» **Exercise directions**
Examine the entries and show every line in which the word "background" is found.

Stored items:
▼
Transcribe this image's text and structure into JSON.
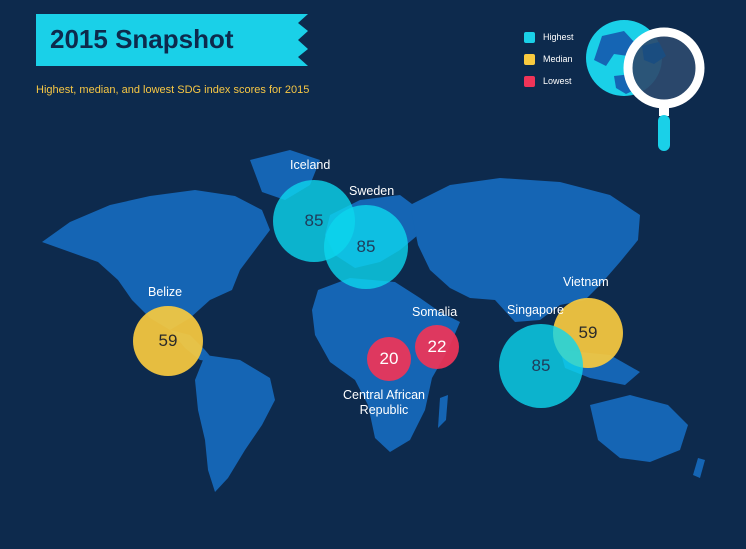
{
  "title": "2015 Snapshot",
  "subtitle": "Highest, median, and lowest SDG index scores for 2015",
  "legend": [
    {
      "label": "Highest",
      "color": "#1ad0e8"
    },
    {
      "label": "Median",
      "color": "#f9ca3f"
    },
    {
      "label": "Lowest",
      "color": "#f03458"
    }
  ],
  "countries": {
    "iceland": {
      "name": "Iceland",
      "score": "85",
      "level": "Highest"
    },
    "sweden": {
      "name": "Sweden",
      "score": "85",
      "level": "Highest"
    },
    "belize": {
      "name": "Belize",
      "score": "59",
      "level": "Median"
    },
    "somalia": {
      "name": "Somalia",
      "score": "22",
      "level": "Lowest"
    },
    "car": {
      "name_line1": "Central African",
      "name_line2": "Republic",
      "score": "20",
      "level": "Lowest"
    },
    "singapore": {
      "name": "Singapore",
      "score": "85",
      "level": "Highest"
    },
    "vietnam": {
      "name": "Vietnam",
      "score": "59",
      "level": "Median"
    }
  },
  "colors": {
    "background": "#0d2a4d",
    "land": "#1565b4",
    "banner": "#1ad0e8",
    "accent": "#f7c744"
  }
}
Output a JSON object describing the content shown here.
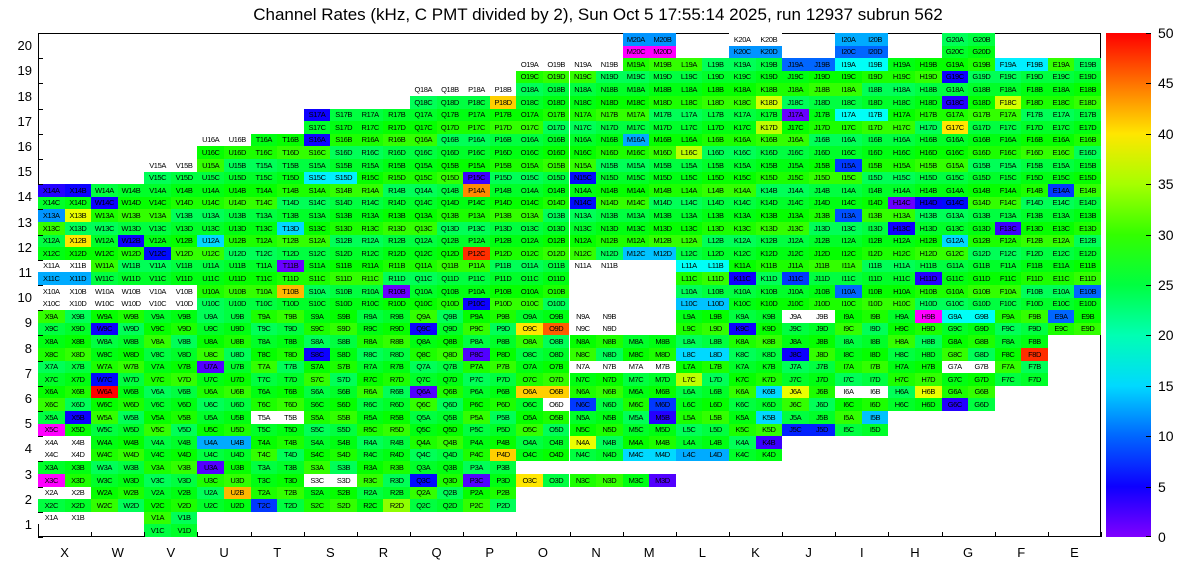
{
  "page": {
    "background": "#FFFFFF"
  },
  "chart_data": {
    "type": "heatmap",
    "title": "Channel Rates (kHz, C PMT divided by 2), Sun Oct 5 17:55:14 2025, run 12937 subrun 562",
    "unit": "kHz",
    "x_categories": [
      "X",
      "W",
      "V",
      "U",
      "T",
      "S",
      "R",
      "Q",
      "P",
      "O",
      "N",
      "M",
      "L",
      "K",
      "J",
      "I",
      "H",
      "G",
      "F",
      "E"
    ],
    "cell_suffixes": [
      "A",
      "B",
      "C",
      "D"
    ],
    "default_rate": 27,
    "default_jitter": 3,
    "overflow_color": "#FF00FF",
    "colorbar": {
      "min": 0,
      "max": 50,
      "ticks": [
        0,
        5,
        10,
        15,
        20,
        25,
        30,
        35,
        40,
        45,
        50
      ],
      "stops": [
        {
          "value": 0,
          "color": "#8000FF"
        },
        {
          "value": 5,
          "color": "#0D00FF"
        },
        {
          "value": 10,
          "color": "#0066FF"
        },
        {
          "value": 15,
          "color": "#00D9FF"
        },
        {
          "value": 20,
          "color": "#00FFB3"
        },
        {
          "value": 25,
          "color": "#00FF40"
        },
        {
          "value": 30,
          "color": "#33FF00"
        },
        {
          "value": 35,
          "color": "#A6FF00"
        },
        {
          "value": 40,
          "color": "#FFE600"
        },
        {
          "value": 45,
          "color": "#FF7300"
        },
        {
          "value": 50,
          "color": "#FF0000"
        }
      ]
    },
    "rows": [
      {
        "n": 20,
        "only": [
          "M",
          "K",
          "I",
          "G"
        ],
        "cells": {
          "M20A": 12,
          "M20B": 12,
          "M20C": "m",
          "M20D": "m",
          "K20A": "w",
          "K20B": "w",
          "K20C": 12,
          "K20D": 12,
          "I20A": 13,
          "I20B": 13,
          "I20C": 10,
          "I20D": 10
        }
      },
      {
        "n": 19,
        "from": "O",
        "to": "E",
        "cells": {
          "O19A": "w",
          "O19B": "w",
          "N19A": "w",
          "N19B": "w",
          "J19A": 10,
          "J19B": 10,
          "I19A": 17,
          "I19B": 17,
          "G19C": 5,
          "F19A": 16,
          "F19B": 16
        }
      },
      {
        "n": 18,
        "from": "Q",
        "to": "E",
        "cells": {
          "Q18A": "w",
          "Q18B": "w",
          "P18A": "w",
          "P18B": "w",
          "P18D": 41,
          "K18D": 37,
          "G18C": 4,
          "F18C": 37
        }
      },
      {
        "n": 17,
        "from": "S",
        "to": "E",
        "cells": {
          "S17A": 5,
          "J17A": 1,
          "K17D": 36,
          "I17A": 17,
          "I17B": 17,
          "G17C": 40
        }
      },
      {
        "n": 16,
        "from": "U",
        "to": "E",
        "cells": {
          "U16A": "w",
          "U16B": "w",
          "S16A": 5,
          "M16A": 13,
          "L16C": 36
        }
      },
      {
        "n": 15,
        "from": "V",
        "to": "E",
        "cells": {
          "V15A": "w",
          "V15B": "w",
          "S15C": 16,
          "S15D": 16,
          "P15C": 3,
          "N15C": 6,
          "I15A": 8
        }
      },
      {
        "n": 14,
        "from": "X",
        "to": "E",
        "cells": {
          "X14A": 4,
          "X14B": 5,
          "W14C": 5,
          "P14A": 44,
          "N14C": 6,
          "H14C": 1,
          "H14D": 5,
          "G14C": 6,
          "E14A": 8
        }
      },
      {
        "n": 13,
        "from": "X",
        "to": "E",
        "cells": {
          "X13A": 12,
          "X13B": 38,
          "T13D": 15,
          "I13A": 9,
          "H13C": 5,
          "F13C": 3
        }
      },
      {
        "n": 12,
        "from": "X",
        "to": "E",
        "cells": {
          "X12B": 40,
          "W12B": 5,
          "V12C": 6,
          "U12A": 15,
          "P12C": 48,
          "M12C": 14,
          "M12D": 14,
          "G12A": 15
        }
      },
      {
        "n": 11,
        "from": "X",
        "to": "E",
        "skip": [
          "M"
        ],
        "cells": {
          "X11A": "w",
          "X11B": "w",
          "X11C": 13,
          "X11D": 13,
          "T11B": 1,
          "N11A": "w",
          "N11B": "w",
          "N11C": "-",
          "N11D": "-",
          "L11A": 17,
          "L11B": 17,
          "K11C": 5,
          "J11C": 8,
          "H11D": 4
        }
      },
      {
        "n": 10,
        "from": "X",
        "to": "E",
        "skip": [
          "N",
          "M"
        ],
        "cells": {
          "X10A": "w",
          "X10B": "w",
          "X10C": "w",
          "X10D": "w",
          "W10A": "w",
          "W10B": "w",
          "W10C": "w",
          "W10D": "w",
          "V10A": "w",
          "V10B": "w",
          "V10C": "w",
          "V10D": "w",
          "T10B": 42,
          "R10B": 1,
          "P10C": 5,
          "L10C": 14,
          "L10D": 14,
          "I10A": 10,
          "E10B": 10
        }
      },
      {
        "n": 9,
        "from": "X",
        "to": "E",
        "skip": [
          "M"
        ],
        "cells": {
          "N9A": "w",
          "N9B": "w",
          "N9C": "w",
          "N9D": "w",
          "W9C": 5,
          "Q9C": 5,
          "O9C": 40,
          "O9D": 46,
          "K9C": 5,
          "J9A": "w",
          "J9B": "w",
          "H9B": "m",
          "G9A": 17,
          "G9B": 17,
          "E9A": 10
        }
      },
      {
        "n": 8,
        "from": "X",
        "to": "F",
        "cells": {
          "S8C": 5,
          "P8C": 2,
          "L8C": 15,
          "L8D": 15,
          "J8C": 5,
          "F8D": 48
        }
      },
      {
        "n": 7,
        "from": "X",
        "to": "F",
        "cells": {
          "U7A": 2,
          "W7C": 6,
          "N7A": "w",
          "N7B": "w",
          "M7A": "w",
          "M7B": "w",
          "L7C": 36,
          "G7A": "w",
          "G7B": "w"
        }
      },
      {
        "n": 6,
        "from": "X",
        "to": "G",
        "cells": {
          "W6A": 50,
          "Q6A": 2,
          "O6A": 41,
          "O6B": 41,
          "O6D": "w",
          "N6C": 8,
          "M6D": 8,
          "K6B": 15,
          "J6A": 38,
          "I6A": "w",
          "I6B": "w",
          "H6B": 38,
          "G6C": 4
        }
      },
      {
        "n": 5,
        "from": "X",
        "to": "I",
        "cells": {
          "X5B": 5,
          "X5C": "m",
          "T5A": "w",
          "T5B": "w",
          "M5B": 4,
          "K5B": 15,
          "J5C": 7,
          "J5D": 7,
          "I5B": 14
        }
      },
      {
        "n": 4,
        "from": "X",
        "to": "K",
        "cells": {
          "X4A": "w",
          "X4B": "w",
          "X4C": "w",
          "X4D": "w",
          "U4A": 13,
          "U4B": 13,
          "P4D": 41,
          "N4A": 38,
          "M4C": 15,
          "M4D": 15,
          "L4C": 13,
          "L4D": 13,
          "K4B": 3
        }
      },
      {
        "n": 3,
        "from": "X",
        "to": "M",
        "cells": {
          "X3C": "m",
          "U3A": 2,
          "S3C": "w",
          "S3D": "w",
          "Q3C": 6,
          "P3C": 2,
          "O3A": "-",
          "O3B": "-",
          "O3C": 40,
          "N3A": "-",
          "N3B": "-",
          "M3A": "-",
          "M3B": "-",
          "M3D": 2
        }
      },
      {
        "n": 2,
        "from": "X",
        "to": "P",
        "cells": {
          "X2A": "w",
          "X2B": "w",
          "U2B": 42,
          "T2C": 8,
          "R2D": 34
        }
      },
      {
        "n": 1,
        "only": [
          "X",
          "V"
        ],
        "cells": {
          "X1A": "w",
          "X1B": "w",
          "X1C": "-",
          "X1D": "-"
        }
      }
    ]
  }
}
▲
» **Response to the exercise**
    "background": "#0d2a4d",
    "background": "#FFFFFF"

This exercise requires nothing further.